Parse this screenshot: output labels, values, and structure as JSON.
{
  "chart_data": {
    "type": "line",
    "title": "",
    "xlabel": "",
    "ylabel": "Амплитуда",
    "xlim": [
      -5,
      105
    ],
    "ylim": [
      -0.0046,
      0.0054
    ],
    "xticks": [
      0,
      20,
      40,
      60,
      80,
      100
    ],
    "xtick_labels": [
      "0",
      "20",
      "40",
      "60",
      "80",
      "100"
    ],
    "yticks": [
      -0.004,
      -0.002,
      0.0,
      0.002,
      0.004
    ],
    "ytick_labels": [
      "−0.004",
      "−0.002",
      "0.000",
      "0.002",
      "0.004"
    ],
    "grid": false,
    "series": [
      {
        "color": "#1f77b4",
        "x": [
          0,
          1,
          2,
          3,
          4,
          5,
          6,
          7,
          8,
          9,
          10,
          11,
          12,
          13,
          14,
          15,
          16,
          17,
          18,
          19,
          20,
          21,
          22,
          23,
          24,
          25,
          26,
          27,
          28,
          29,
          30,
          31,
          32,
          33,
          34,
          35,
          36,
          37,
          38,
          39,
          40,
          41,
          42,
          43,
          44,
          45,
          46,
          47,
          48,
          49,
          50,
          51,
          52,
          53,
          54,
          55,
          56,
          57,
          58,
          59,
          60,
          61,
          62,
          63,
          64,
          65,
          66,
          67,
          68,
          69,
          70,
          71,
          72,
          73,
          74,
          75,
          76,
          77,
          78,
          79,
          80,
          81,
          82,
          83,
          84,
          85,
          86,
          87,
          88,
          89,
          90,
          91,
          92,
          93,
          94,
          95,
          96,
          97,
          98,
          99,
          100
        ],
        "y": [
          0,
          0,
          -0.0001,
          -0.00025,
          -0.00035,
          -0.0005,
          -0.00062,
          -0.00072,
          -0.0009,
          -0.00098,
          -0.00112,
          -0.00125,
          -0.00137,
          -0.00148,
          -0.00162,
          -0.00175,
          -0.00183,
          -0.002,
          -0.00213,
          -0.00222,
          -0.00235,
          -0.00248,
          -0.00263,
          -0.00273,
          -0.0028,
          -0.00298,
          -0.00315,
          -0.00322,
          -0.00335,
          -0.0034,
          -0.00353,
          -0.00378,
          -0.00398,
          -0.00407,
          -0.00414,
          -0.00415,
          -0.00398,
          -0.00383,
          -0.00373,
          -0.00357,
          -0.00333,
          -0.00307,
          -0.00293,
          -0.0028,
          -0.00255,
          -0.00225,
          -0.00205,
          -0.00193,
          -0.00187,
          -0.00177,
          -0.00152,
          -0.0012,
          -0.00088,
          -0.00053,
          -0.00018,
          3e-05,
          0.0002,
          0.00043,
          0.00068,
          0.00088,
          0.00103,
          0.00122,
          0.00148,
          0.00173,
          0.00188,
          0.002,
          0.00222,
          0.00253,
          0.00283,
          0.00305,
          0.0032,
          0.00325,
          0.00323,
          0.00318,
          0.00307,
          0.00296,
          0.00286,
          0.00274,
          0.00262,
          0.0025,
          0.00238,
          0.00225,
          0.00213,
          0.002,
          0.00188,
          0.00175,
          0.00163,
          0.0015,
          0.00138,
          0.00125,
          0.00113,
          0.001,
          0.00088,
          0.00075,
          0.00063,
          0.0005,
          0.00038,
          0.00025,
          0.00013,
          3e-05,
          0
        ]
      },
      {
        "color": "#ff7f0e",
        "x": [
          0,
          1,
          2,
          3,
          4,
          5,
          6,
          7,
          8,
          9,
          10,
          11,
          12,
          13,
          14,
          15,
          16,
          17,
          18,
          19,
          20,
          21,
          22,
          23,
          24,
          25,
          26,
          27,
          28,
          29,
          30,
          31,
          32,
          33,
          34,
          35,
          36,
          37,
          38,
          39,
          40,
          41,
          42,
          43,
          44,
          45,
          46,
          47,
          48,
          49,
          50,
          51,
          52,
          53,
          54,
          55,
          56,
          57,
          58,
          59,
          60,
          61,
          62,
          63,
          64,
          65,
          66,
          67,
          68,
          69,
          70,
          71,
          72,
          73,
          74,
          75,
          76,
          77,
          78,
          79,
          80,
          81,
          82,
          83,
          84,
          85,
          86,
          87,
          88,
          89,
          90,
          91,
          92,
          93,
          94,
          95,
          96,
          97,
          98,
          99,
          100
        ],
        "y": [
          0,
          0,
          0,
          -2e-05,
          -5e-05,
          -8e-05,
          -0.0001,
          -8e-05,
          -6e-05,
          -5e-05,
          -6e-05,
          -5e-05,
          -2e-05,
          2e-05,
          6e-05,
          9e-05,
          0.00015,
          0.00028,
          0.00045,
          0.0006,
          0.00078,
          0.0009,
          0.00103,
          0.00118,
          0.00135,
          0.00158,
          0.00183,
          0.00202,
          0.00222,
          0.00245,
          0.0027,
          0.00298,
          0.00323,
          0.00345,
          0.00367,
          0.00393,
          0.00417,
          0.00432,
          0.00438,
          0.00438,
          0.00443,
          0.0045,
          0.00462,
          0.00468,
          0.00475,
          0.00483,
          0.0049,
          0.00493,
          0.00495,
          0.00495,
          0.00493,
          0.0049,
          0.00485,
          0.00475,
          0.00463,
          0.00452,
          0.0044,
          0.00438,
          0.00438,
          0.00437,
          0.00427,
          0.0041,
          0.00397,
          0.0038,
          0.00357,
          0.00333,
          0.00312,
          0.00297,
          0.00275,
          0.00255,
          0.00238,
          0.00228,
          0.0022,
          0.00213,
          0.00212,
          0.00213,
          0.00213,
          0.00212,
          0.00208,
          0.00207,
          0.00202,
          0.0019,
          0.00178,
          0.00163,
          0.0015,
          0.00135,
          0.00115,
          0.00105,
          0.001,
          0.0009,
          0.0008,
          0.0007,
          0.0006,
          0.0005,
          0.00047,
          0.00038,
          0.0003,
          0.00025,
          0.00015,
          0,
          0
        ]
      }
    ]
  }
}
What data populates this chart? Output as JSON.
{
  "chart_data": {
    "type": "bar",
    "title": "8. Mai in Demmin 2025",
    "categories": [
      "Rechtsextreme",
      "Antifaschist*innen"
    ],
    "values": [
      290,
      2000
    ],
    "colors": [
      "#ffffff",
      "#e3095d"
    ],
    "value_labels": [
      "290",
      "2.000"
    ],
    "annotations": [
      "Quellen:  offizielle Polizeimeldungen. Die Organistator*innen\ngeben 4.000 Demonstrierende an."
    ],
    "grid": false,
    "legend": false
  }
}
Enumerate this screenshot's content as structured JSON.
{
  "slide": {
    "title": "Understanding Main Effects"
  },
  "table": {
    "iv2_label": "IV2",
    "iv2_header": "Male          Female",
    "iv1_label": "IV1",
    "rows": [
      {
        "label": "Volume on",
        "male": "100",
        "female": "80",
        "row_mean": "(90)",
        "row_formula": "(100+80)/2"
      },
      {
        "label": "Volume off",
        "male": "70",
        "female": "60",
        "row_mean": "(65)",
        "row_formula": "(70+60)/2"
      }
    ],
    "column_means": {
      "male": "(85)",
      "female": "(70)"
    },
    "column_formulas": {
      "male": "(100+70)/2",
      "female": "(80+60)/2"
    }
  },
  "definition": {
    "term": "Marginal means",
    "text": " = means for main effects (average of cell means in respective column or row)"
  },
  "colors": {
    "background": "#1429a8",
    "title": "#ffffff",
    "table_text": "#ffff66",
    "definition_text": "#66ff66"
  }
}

····················

▶ EXERCISE INSTRUCTIONS: Return the whole listing exactly, with every line included.

▶ RESULT FOR THIS TASK:
Parse this screenshot: output labels, values, and structure as JSON.
{
  "chart_data": {
    "type": "line",
    "title": "",
    "xlabel": "",
    "ylabel": "Амплитуда",
    "xlim": [
      -5,
      105
    ],
    "ylim": [
      -0.0046,
      0.0054
    ],
    "xticks": [
      0,
      20,
      40,
      60,
      80,
      100
    ],
    "xtick_labels": [
      "0",
      "20",
      "40",
      "60",
      "80",
      "100"
    ],
    "yticks": [
      -0.004,
      -0.002,
      0.0,
      0.002,
      0.004
    ],
    "ytick_labels": [
      "−0.004",
      "−0.002",
      "0.000",
      "0.002",
      "0.004"
    ],
    "grid": false,
    "series": [
      {
        "color": "#1f77b4",
        "x": [
          0,
          1,
          2,
          3,
          4,
          5,
          6,
          7,
          8,
          9,
          10,
          11,
          12,
          13,
          14,
          15,
          16,
          17,
          18,
          19,
          20,
          21,
          22,
          23,
          24,
          25,
          26,
          27,
          28,
          29,
          30,
          31,
          32,
          33,
          34,
          35,
          36,
          37,
          38,
          39,
          40,
          41,
          42,
          43,
          44,
          45,
          46,
          47,
          48,
          49,
          50,
          51,
          52,
          53,
          54,
          55,
          56,
          57,
          58,
          59,
          60,
          61,
          62,
          63,
          64,
          65,
          66,
          67,
          68,
          69,
          70,
          71,
          72,
          73,
          74,
          75,
          76,
          77,
          78,
          79,
          80,
          81,
          82,
          83,
          84,
          85,
          86,
          87,
          88,
          89,
          90,
          91,
          92,
          93,
          94,
          95,
          96,
          97,
          98,
          99,
          100
        ],
        "y": [
          0,
          0,
          -0.0001,
          -0.00025,
          -0.00035,
          -0.0005,
          -0.00062,
          -0.00072,
          -0.0009,
          -0.00098,
          -0.00112,
          -0.00125,
          -0.00137,
          -0.00148,
          -0.00162,
          -0.00175,
          -0.00183,
          -0.002,
          -0.00213,
          -0.00222,
          -0.00235,
          -0.00248,
          -0.00263,
          -0.00273,
          -0.0028,
          -0.00298,
          -0.00315,
          -0.00322,
          -0.00335,
          -0.0034,
          -0.00353,
          -0.00378,
          -0.00398,
          -0.00407,
          -0.00414,
          -0.00415,
          -0.00398,
          -0.00383,
          -0.00373,
          -0.00357,
          -0.00333,
          -0.00307,
          -0.00293,
          -0.0028,
          -0.00255,
          -0.00225,
          -0.00205,
          -0.00193,
          -0.00187,
          -0.00177,
          -0.00152,
          -0.0012,
          -0.00088,
          -0.00053,
          -0.00018,
          3e-05,
          0.0002,
          0.00043,
          0.00068,
          0.00088,
          0.00103,
          0.00122,
          0.00148,
          0.00173,
          0.00188,
          0.002,
          0.00222,
          0.00253,
          0.00283,
          0.00305,
          0.0032,
          0.00325,
          0.00323,
          0.00318,
          0.00307,
          0.00296,
          0.00286,
          0.00274,
          0.00262,
          0.0025,
          0.00238,
          0.00225,
          0.00213,
          0.002,
          0.00188,
          0.00175,
          0.00163,
          0.0015,
          0.00138,
          0.00125,
          0.00113,
          0.001,
          0.00088,
          0.00075,
          0.00063,
          0.0005,
          0.00038,
          0.00025,
          0.00013,
          3e-05,
          0
        ]
      },
      {
        "color": "#ff7f0e",
        "x": [
          0,
          1,
          2,
          3,
          4,
          5,
          6,
          7,
          8,
          9,
          10,
          11,
          12,
          13,
          14,
          15,
          16,
          17,
          18,
          19,
          20,
          21,
          22,
          23,
          24,
          25,
          26,
          27,
          28,
          29,
          30,
          31,
          32,
          33,
          34,
          35,
          36,
          37,
          38,
          39,
          40,
          41,
          42,
          43,
          44,
          45,
          46,
          47,
          48,
          49,
          50,
          51,
          52,
          53,
          54,
          55,
          56,
          57,
          58,
          59,
          60,
          61,
          62,
          63,
          64,
          65,
          66,
          67,
          68,
          69,
          70,
          71,
          72,
          73,
          74,
          75,
          76,
          77,
          78,
          79,
          80,
          81,
          82,
          83,
          84,
          85,
          86,
          87,
          88,
          89,
          90,
          91,
          92,
          93,
          94,
          95,
          96,
          97,
          98,
          99,
          100
        ],
        "y": [
          0,
          0,
          0,
          -2e-05,
          -5e-05,
          -8e-05,
          -0.0001,
          -8e-05,
          -6e-05,
          -5e-05,
          -6e-05,
          -5e-05,
          -2e-05,
          2e-05,
          6e-05,
          9e-05,
          0.00015,
          0.00028,
          0.00045,
          0.0006,
          0.00078,
          0.0009,
          0.00103,
          0.00118,
          0.00135,
          0.00158,
          0.00183,
          0.00202,
          0.00222,
          0.00245,
          0.0027,
          0.00298,
          0.00323,
          0.00345,
          0.00367,
          0.00393,
          0.00417,
          0.00432,
          0.00438,
          0.00438,
          0.00443,
          0.0045,
          0.00462,
          0.00468,
          0.00475,
          0.00483,
          0.0049,
          0.00493,
          0.00495,
          0.00495,
          0.00493,
          0.0049,
          0.00485,
          0.00475,
          0.00463,
          0.00452,
          0.0044,
          0.00438,
          0.00438,
          0.00437,
          0.00427,
          0.0041,
          0.00397,
          0.0038,
          0.00357,
          0.00333,
          0.00312,
          0.00297,
          0.00275,
          0.00255,
          0.00238,
          0.00228,
          0.0022,
          0.00213,
          0.00212,
          0.00213,
          0.00213,
          0.00212,
          0.00208,
          0.00207,
          0.00202,
          0.0019,
          0.00178,
          0.00163,
          0.0015,
          0.00135,
          0.00115,
          0.00105,
          0.001,
          0.0009,
          0.0008,
          0.0007,
          0.0006,
          0.0005,
          0.00047,
          0.00038,
          0.0003,
          0.00025,
          0.00015,
          0,
          0
        ]
      }
    ]
  }
}
What data populates this chart? Output as JSON.
{
  "chart_data": {
    "type": "bar",
    "title": "8. Mai in Demmin 2025",
    "categories": [
      "Rechtsextreme",
      "Antifaschist*innen"
    ],
    "values": [
      290,
      2000
    ],
    "colors": [
      "#ffffff",
      "#e3095d"
    ],
    "value_labels": [
      "290",
      "2.000"
    ],
    "annotations": [
      "Quellen:  offizielle Polizeimeldungen. Die Organistator*innen\ngeben 4.000 Demonstrierende an."
    ],
    "grid": false,
    "legend": false
  }
}
Enumerate this screenshot's content as structured JSON.
{
  "slide": {
    "title": "Understanding Main Effects"
  },
  "table": {
    "iv2_label": "IV2",
    "iv2_header": "Male          Female",
    "iv1_label": "IV1",
    "rows": [
      {
        "label": "Volume on",
        "male": "100",
        "female": "80",
        "row_mean": "(90)",
        "row_formula": "(100+80)/2"
      },
      {
        "label": "Volume off",
        "male": "70",
        "female": "60",
        "row_mean": "(65)",
        "row_formula": "(70+60)/2"
      }
    ],
    "column_means": {
      "male": "(85)",
      "female": "(70)"
    },
    "column_formulas": {
      "male": "(100+70)/2",
      "female": "(80+60)/2"
    }
  },
  "definition": {
    "term": "Marginal means",
    "text": " = means for main effects (average of cell means in respective column or row)"
  },
  "colors": {
    "background": "#1429a8",
    "title": "#ffffff",
    "table_text": "#ffff66",
    "definition_text": "#66ff66"
  }
}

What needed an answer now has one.